Written problem:
Each line below must be set down exactly; omit any image you find.

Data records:

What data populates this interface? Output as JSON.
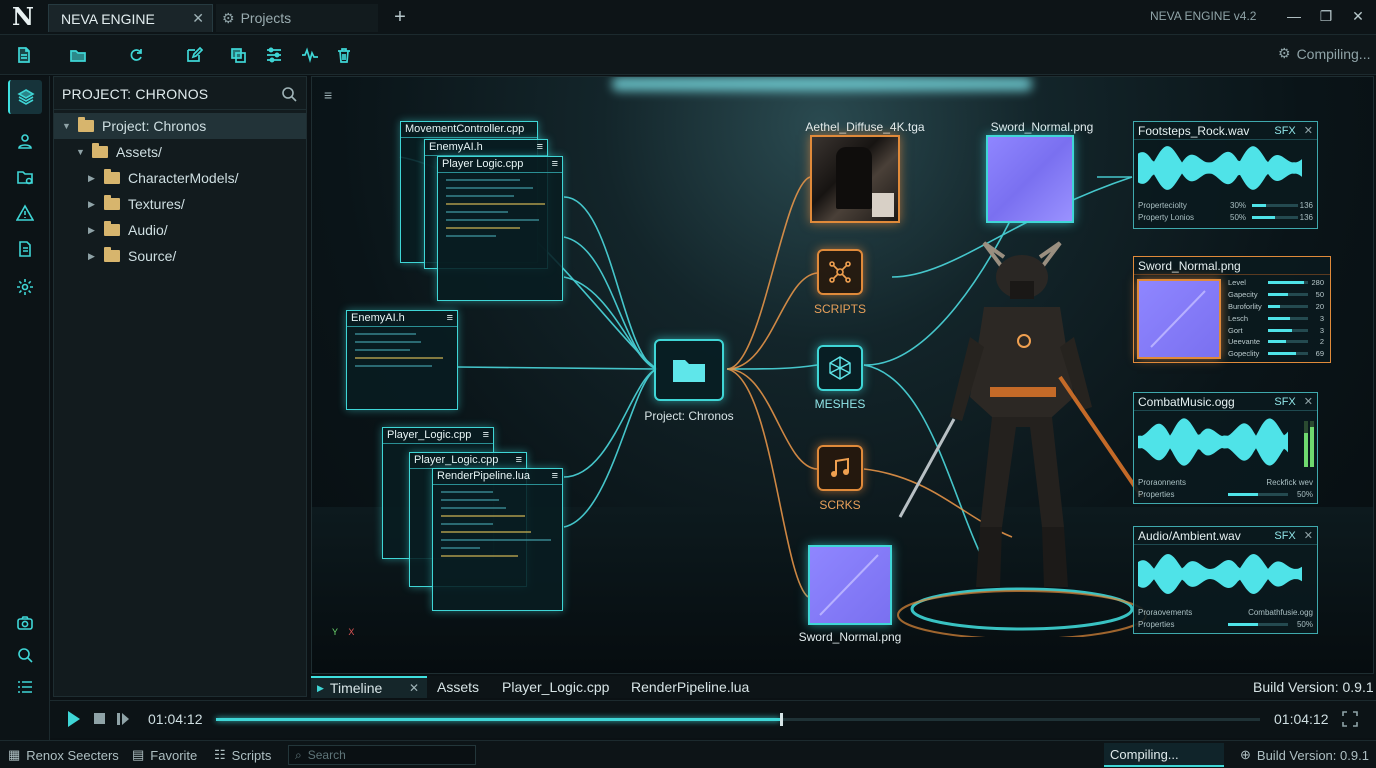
{
  "titlebar": {
    "logo": "N",
    "tabs": [
      {
        "label": "NEVA ENGINE",
        "active": true
      },
      {
        "label": "Projects",
        "active": false
      }
    ],
    "version": "NEVA ENGINE v4.2"
  },
  "toolbar": {
    "icons": [
      "new-file-icon",
      "open-folder-icon",
      "refresh-icon",
      "edit-icon",
      "copy-icon",
      "sliders-icon",
      "waveform-icon",
      "trash-icon"
    ],
    "status": "Compiling..."
  },
  "rail": {
    "top_icons": [
      "layers-icon",
      "user-icon",
      "folder-add-icon",
      "warning-icon",
      "document-icon",
      "settings-icon"
    ],
    "bottom_icons": [
      "camera-icon",
      "search-icon",
      "list-icon",
      "settings-icon"
    ]
  },
  "project": {
    "title": "PROJECT: CHRONOS",
    "tree": [
      {
        "label": "Project: Chronos",
        "depth": 0,
        "expanded": true
      },
      {
        "label": "Assets/",
        "depth": 1,
        "expanded": true
      },
      {
        "label": "CharacterModels/",
        "depth": 2,
        "expanded": false
      },
      {
        "label": "Textures/",
        "depth": 2,
        "expanded": false
      },
      {
        "label": "Audio/",
        "depth": 2,
        "expanded": false
      },
      {
        "label": "Source/",
        "depth": 2,
        "expanded": false
      }
    ]
  },
  "viewport": {
    "code_cards": [
      {
        "title": "MovementController.cpp"
      },
      {
        "title": "EnemyAI.h"
      },
      {
        "title": "Player Logic.cpp"
      },
      {
        "title": "EnemyAI.h"
      },
      {
        "title": "Player_Logic.cpp"
      },
      {
        "title": "Player_Logic.cpp"
      },
      {
        "title": "RenderPipeline.lua"
      }
    ],
    "hub_label": "Project: Chronos",
    "nodes": [
      {
        "label": "SCRIPTS"
      },
      {
        "label": "MESHES"
      },
      {
        "label": "SCRKS"
      }
    ],
    "textures": [
      {
        "label": "Aethel_Diffuse_4K.tga"
      },
      {
        "label": "Sword_Normal.png"
      },
      {
        "label": "Sword_Normal.png"
      }
    ],
    "audio_panels": [
      {
        "title": "Footsteps_Rock.wav",
        "tag": "SFX",
        "rows": [
          {
            "name": "Properteciolty",
            "pct": "30%",
            "val": "136",
            "level": 0.3
          },
          {
            "name": "Property Lonios",
            "pct": "50%",
            "val": "136",
            "level": 0.5
          }
        ]
      },
      {
        "title": "CombatMusic.ogg",
        "tag": "SFX",
        "left": "Proraonnents",
        "right": "Reckfick wev",
        "prop": "Properties",
        "pct": "50%",
        "level": 0.5
      },
      {
        "title": "Audio/Ambient.wav",
        "tag": "SFX",
        "left": "Proraovements",
        "right": "Combathfusie.ogg",
        "prop": "Properties",
        "pct": "50%",
        "level": 0.5
      }
    ],
    "texture_panel": {
      "title": "Sword_Normal.png",
      "stats": [
        {
          "name": "Level",
          "value": "280",
          "level": 0.9
        },
        {
          "name": "Gapecity",
          "value": "50",
          "level": 0.5
        },
        {
          "name": "Buroforlity",
          "value": "20",
          "level": 0.3
        },
        {
          "name": "Lesch",
          "value": "3",
          "level": 0.55
        },
        {
          "name": "Gort",
          "value": "3",
          "level": 0.6
        },
        {
          "name": "Ueevante",
          "value": "2",
          "level": 0.45
        },
        {
          "name": "Gopeclity",
          "value": "69",
          "level": 0.7
        }
      ]
    },
    "axis": {
      "x": "X",
      "y": "Y"
    }
  },
  "bottom_tabs": [
    "Timeline",
    "Assets",
    "Player_Logic.cpp",
    "RenderPipeline.lua"
  ],
  "build_version": "Build Version: 0.9.1",
  "transport": {
    "time_current": "01:04:12",
    "time_end": "01:04:12",
    "progress": 0.54
  },
  "status": {
    "items": [
      "Renox Seecters",
      "Favorite",
      "Scripts"
    ],
    "search_placeholder": "Search",
    "compiling": "Compiling...",
    "build_version": "Build Version: 0.9.1"
  },
  "colors": {
    "accent": "#3fd6d6",
    "orange": "#e08a3a",
    "background": "#0b1114"
  }
}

Solution:
What data populates this interface? Output as JSON.
{
  "titlebar": {
    "logo": "N",
    "tabs": [
      {
        "label": "NEVA ENGINE",
        "active": true
      },
      {
        "label": "Projects",
        "active": false
      }
    ],
    "version": "NEVA ENGINE v4.2"
  },
  "toolbar": {
    "icons": [
      "new-file-icon",
      "open-folder-icon",
      "refresh-icon",
      "edit-icon",
      "copy-icon",
      "sliders-icon",
      "waveform-icon",
      "trash-icon"
    ],
    "status": "Compiling..."
  },
  "rail": {
    "top_icons": [
      "layers-icon",
      "user-icon",
      "folder-add-icon",
      "warning-icon",
      "document-icon",
      "settings-icon"
    ],
    "bottom_icons": [
      "camera-icon",
      "search-icon",
      "list-icon",
      "settings-icon"
    ]
  },
  "project": {
    "title": "PROJECT: CHRONOS",
    "tree": [
      {
        "label": "Project: Chronos",
        "depth": 0,
        "expanded": true
      },
      {
        "label": "Assets/",
        "depth": 1,
        "expanded": true
      },
      {
        "label": "CharacterModels/",
        "depth": 2,
        "expanded": false
      },
      {
        "label": "Textures/",
        "depth": 2,
        "expanded": false
      },
      {
        "label": "Audio/",
        "depth": 2,
        "expanded": false
      },
      {
        "label": "Source/",
        "depth": 2,
        "expanded": false
      }
    ]
  },
  "viewport": {
    "code_cards": [
      {
        "title": "MovementController.cpp"
      },
      {
        "title": "EnemyAI.h"
      },
      {
        "title": "Player Logic.cpp"
      },
      {
        "title": "EnemyAI.h"
      },
      {
        "title": "Player_Logic.cpp"
      },
      {
        "title": "Player_Logic.cpp"
      },
      {
        "title": "RenderPipeline.lua"
      }
    ],
    "hub_label": "Project: Chronos",
    "nodes": [
      {
        "label": "SCRIPTS"
      },
      {
        "label": "MESHES"
      },
      {
        "label": "SCRKS"
      }
    ],
    "textures": [
      {
        "label": "Aethel_Diffuse_4K.tga"
      },
      {
        "label": "Sword_Normal.png"
      },
      {
        "label": "Sword_Normal.png"
      }
    ],
    "audio_panels": [
      {
        "title": "Footsteps_Rock.wav",
        "tag": "SFX",
        "rows": [
          {
            "name": "Properteciolty",
            "pct": "30%",
            "val": "136",
            "level": 0.3
          },
          {
            "name": "Property Lonios",
            "pct": "50%",
            "val": "136",
            "level": 0.5
          }
        ]
      },
      {
        "title": "CombatMusic.ogg",
        "tag": "SFX",
        "left": "Proraonnents",
        "right": "Reckfick wev",
        "prop": "Properties",
        "pct": "50%",
        "level": 0.5
      },
      {
        "title": "Audio/Ambient.wav",
        "tag": "SFX",
        "left": "Proraovements",
        "right": "Combathfusie.ogg",
        "prop": "Properties",
        "pct": "50%",
        "level": 0.5
      }
    ],
    "texture_panel": {
      "title": "Sword_Normal.png",
      "stats": [
        {
          "name": "Level",
          "value": "280",
          "level": 0.9
        },
        {
          "name": "Gapecity",
          "value": "50",
          "level": 0.5
        },
        {
          "name": "Buroforlity",
          "value": "20",
          "level": 0.3
        },
        {
          "name": "Lesch",
          "value": "3",
          "level": 0.55
        },
        {
          "name": "Gort",
          "value": "3",
          "level": 0.6
        },
        {
          "name": "Ueevante",
          "value": "2",
          "level": 0.45
        },
        {
          "name": "Gopeclity",
          "value": "69",
          "level": 0.7
        }
      ]
    },
    "axis": {
      "x": "X",
      "y": "Y"
    }
  },
  "bottom_tabs": [
    "Timeline",
    "Assets",
    "Player_Logic.cpp",
    "RenderPipeline.lua"
  ],
  "build_version": "Build Version: 0.9.1",
  "transport": {
    "time_current": "01:04:12",
    "time_end": "01:04:12",
    "progress": 0.54
  },
  "status": {
    "items": [
      "Renox Seecters",
      "Favorite",
      "Scripts"
    ],
    "search_placeholder": "Search",
    "compiling": "Compiling...",
    "build_version": "Build Version: 0.9.1"
  },
  "colors": {
    "accent": "#3fd6d6",
    "orange": "#e08a3a",
    "background": "#0b1114"
  }
}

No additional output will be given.